SHORT TASK — Copy every line from the data below in which the string "согласованию" can be found.

══ EXTRACTED MATERIAL ══

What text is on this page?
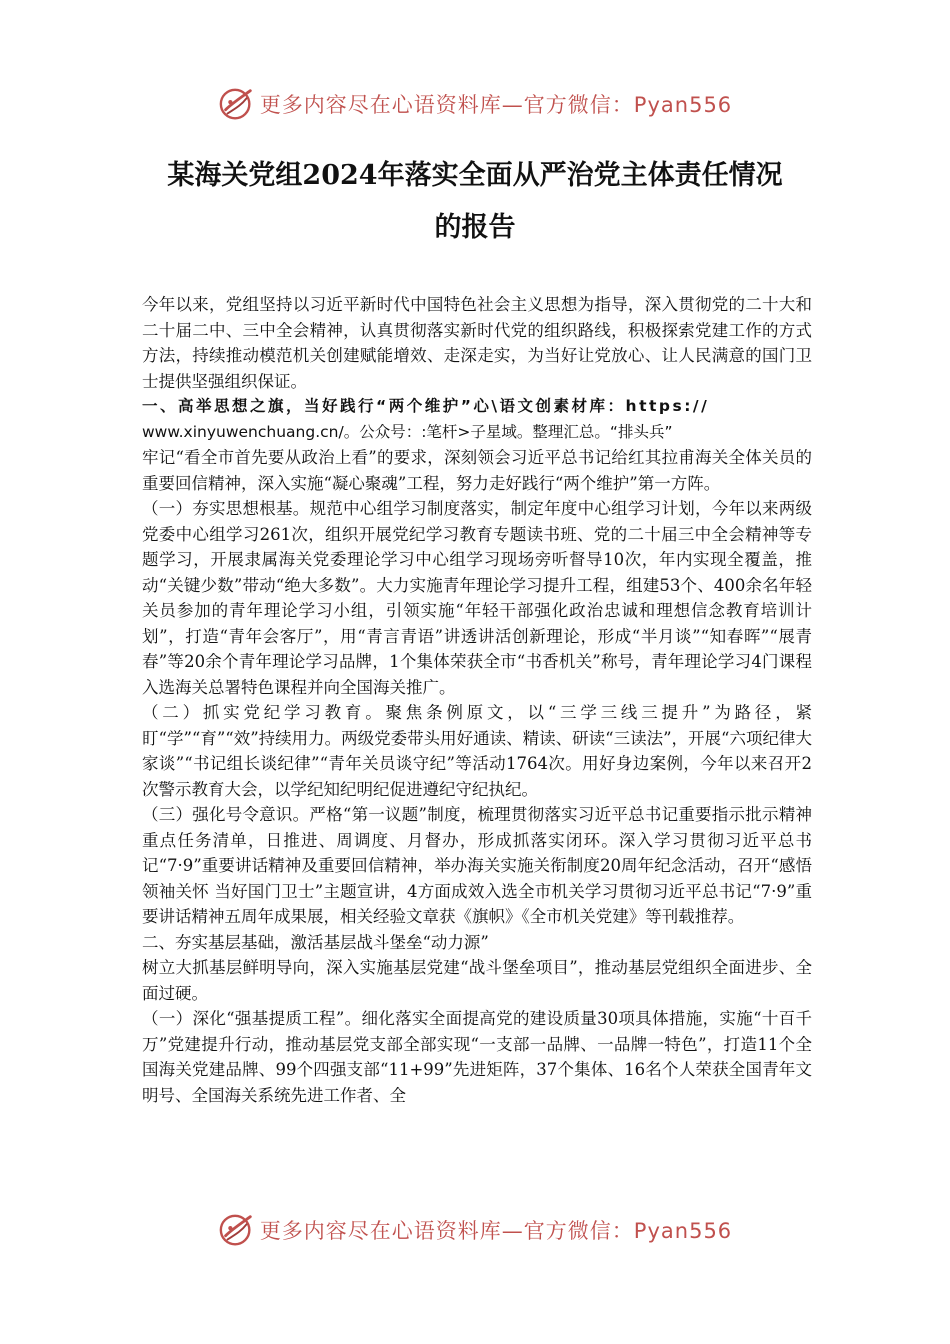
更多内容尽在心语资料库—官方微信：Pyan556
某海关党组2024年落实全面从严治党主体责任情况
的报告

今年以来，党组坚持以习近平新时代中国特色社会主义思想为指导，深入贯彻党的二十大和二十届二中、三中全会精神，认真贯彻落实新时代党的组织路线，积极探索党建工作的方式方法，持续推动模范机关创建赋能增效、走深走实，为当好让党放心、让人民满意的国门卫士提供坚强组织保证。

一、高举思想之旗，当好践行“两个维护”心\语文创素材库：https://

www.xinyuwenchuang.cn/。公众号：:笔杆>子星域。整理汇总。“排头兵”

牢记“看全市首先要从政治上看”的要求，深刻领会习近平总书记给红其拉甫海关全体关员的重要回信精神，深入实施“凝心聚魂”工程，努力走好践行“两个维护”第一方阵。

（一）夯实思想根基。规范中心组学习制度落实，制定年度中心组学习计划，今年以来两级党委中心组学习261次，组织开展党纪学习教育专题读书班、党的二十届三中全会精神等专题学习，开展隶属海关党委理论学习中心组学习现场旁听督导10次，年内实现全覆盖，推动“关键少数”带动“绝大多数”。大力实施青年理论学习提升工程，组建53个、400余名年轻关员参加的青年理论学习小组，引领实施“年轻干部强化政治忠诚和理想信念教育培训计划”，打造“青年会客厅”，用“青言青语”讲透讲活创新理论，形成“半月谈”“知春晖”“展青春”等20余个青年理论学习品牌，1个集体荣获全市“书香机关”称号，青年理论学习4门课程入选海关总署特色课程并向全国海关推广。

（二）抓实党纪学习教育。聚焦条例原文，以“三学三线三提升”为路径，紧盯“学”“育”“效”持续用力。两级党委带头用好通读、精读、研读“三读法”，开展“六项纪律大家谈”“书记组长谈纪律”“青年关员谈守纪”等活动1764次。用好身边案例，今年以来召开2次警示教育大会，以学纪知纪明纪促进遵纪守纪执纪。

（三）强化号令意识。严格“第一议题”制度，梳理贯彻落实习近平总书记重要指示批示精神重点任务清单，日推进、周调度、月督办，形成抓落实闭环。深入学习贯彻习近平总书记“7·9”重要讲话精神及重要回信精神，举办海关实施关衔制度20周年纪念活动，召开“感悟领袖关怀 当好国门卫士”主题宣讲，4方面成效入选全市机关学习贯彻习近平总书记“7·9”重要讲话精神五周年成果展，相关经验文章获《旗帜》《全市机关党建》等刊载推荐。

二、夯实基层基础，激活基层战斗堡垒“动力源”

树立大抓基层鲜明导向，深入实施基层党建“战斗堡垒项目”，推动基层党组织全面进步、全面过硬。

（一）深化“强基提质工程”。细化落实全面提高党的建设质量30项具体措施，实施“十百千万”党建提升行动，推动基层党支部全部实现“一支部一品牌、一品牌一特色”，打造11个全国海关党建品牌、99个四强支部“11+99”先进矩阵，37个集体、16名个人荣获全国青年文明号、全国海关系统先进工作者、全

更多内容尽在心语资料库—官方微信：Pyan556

═══
══ EXTRACTED MATERIAL ══

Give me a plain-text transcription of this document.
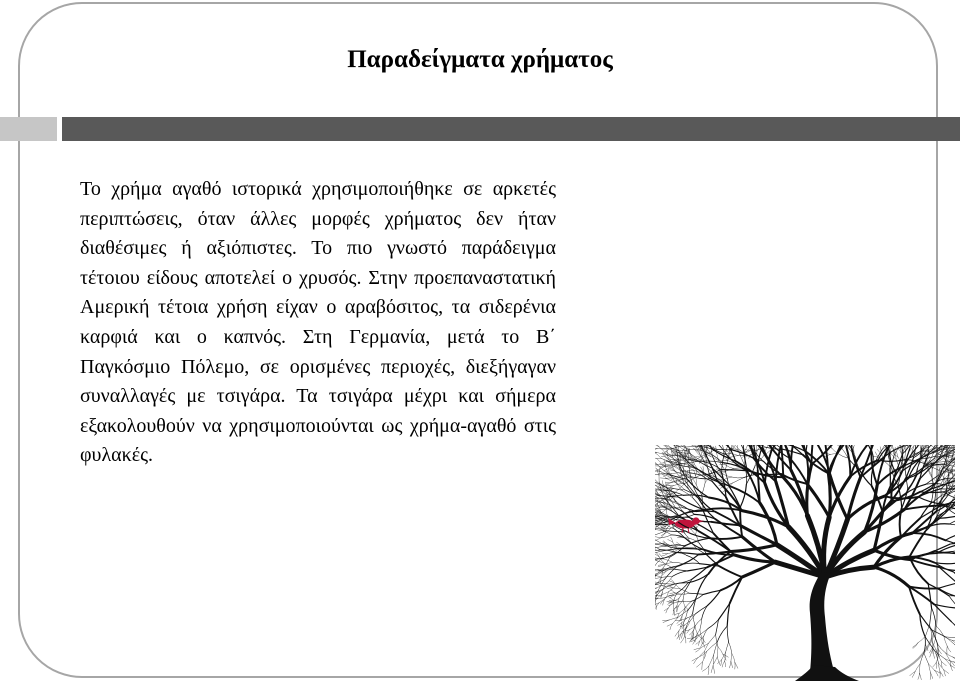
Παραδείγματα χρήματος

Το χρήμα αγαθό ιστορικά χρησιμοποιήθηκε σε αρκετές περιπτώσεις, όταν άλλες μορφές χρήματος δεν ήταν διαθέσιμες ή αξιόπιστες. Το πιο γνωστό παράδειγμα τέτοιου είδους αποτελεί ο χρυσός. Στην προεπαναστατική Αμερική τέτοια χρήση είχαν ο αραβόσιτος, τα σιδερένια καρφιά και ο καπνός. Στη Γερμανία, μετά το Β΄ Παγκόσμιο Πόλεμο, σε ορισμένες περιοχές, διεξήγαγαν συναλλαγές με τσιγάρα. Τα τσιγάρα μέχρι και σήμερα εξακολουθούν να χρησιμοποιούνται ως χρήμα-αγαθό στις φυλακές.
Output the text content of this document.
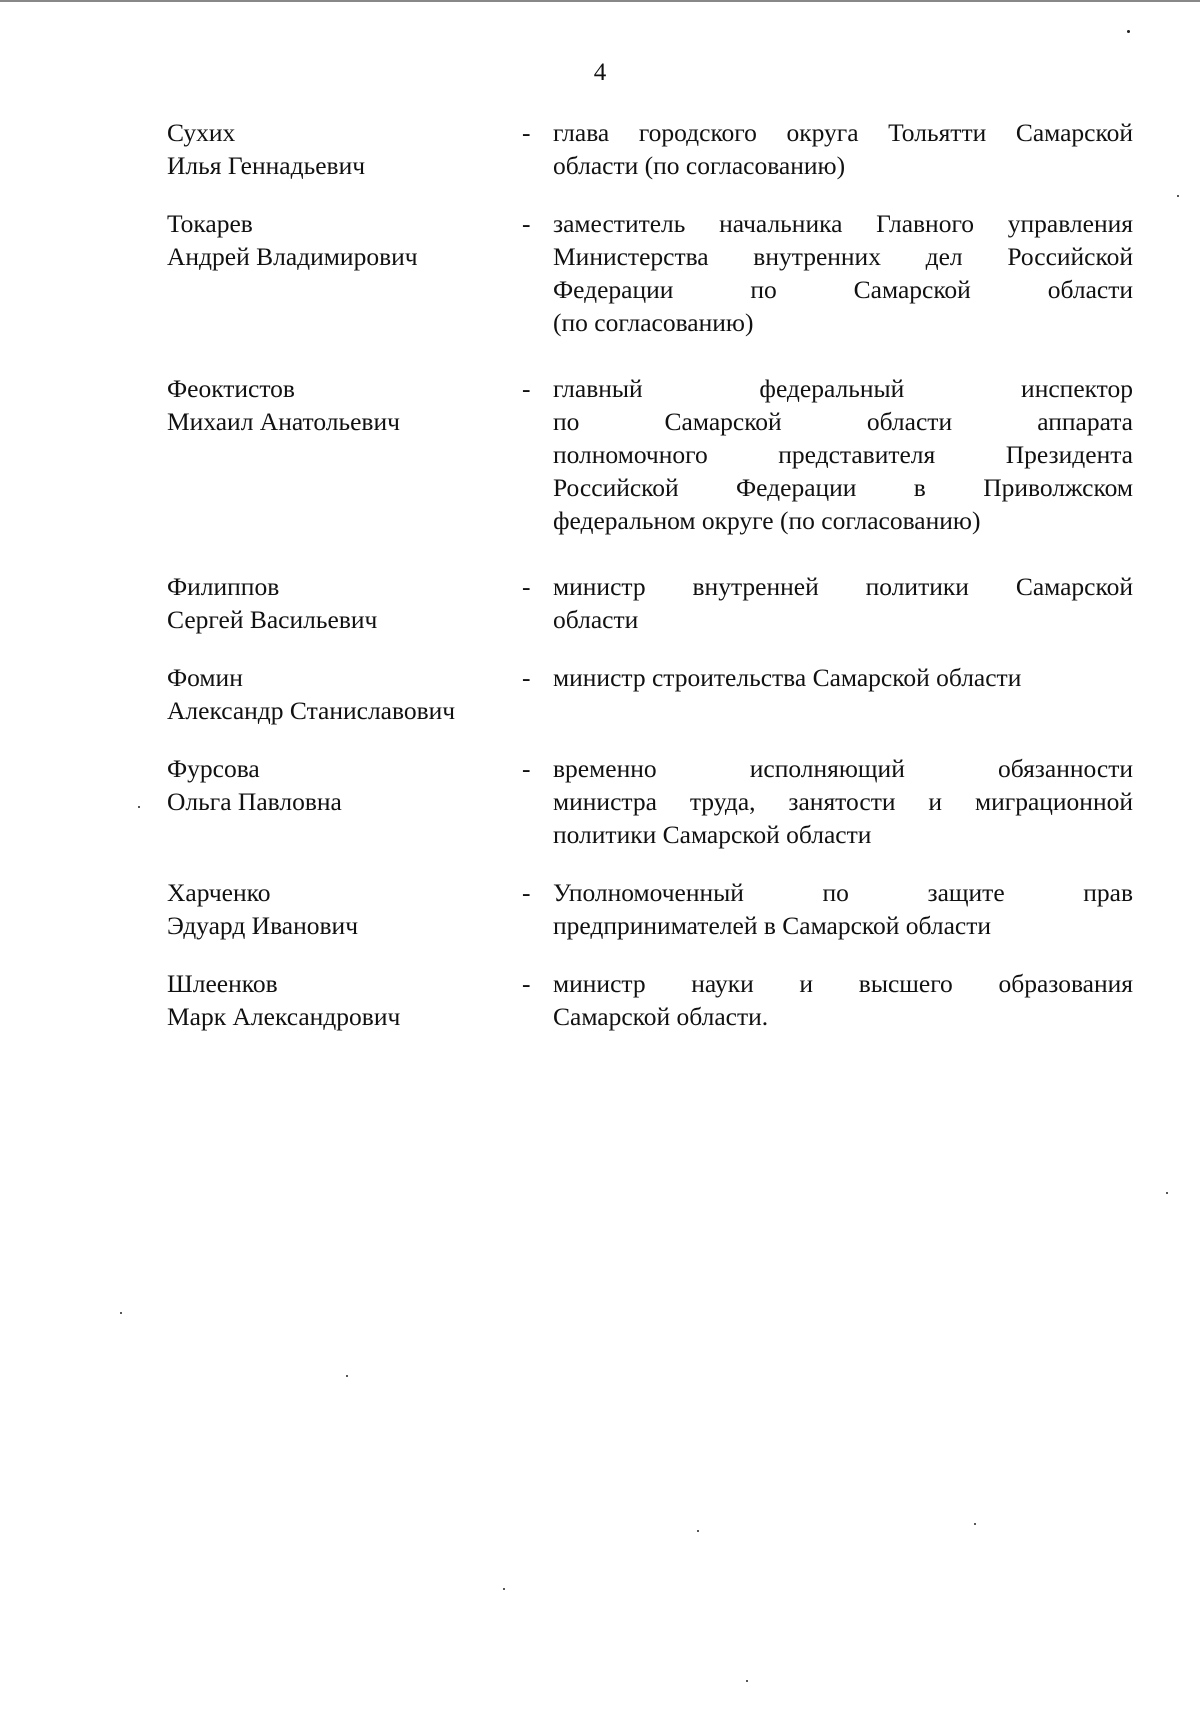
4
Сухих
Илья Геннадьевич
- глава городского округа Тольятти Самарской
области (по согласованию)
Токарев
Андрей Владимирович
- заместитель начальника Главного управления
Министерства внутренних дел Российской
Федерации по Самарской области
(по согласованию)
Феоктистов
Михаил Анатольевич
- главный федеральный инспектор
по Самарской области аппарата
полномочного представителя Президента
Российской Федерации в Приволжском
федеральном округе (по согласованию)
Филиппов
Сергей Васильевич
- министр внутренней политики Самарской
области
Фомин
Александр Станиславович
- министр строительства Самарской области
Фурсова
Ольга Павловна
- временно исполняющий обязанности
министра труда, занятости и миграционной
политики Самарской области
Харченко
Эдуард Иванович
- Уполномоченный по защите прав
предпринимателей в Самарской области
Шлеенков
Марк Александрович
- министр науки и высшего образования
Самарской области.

═══

FINAL RESULT —
области (по согласованию)
(по согласованию)
федеральном округе (по согласованию)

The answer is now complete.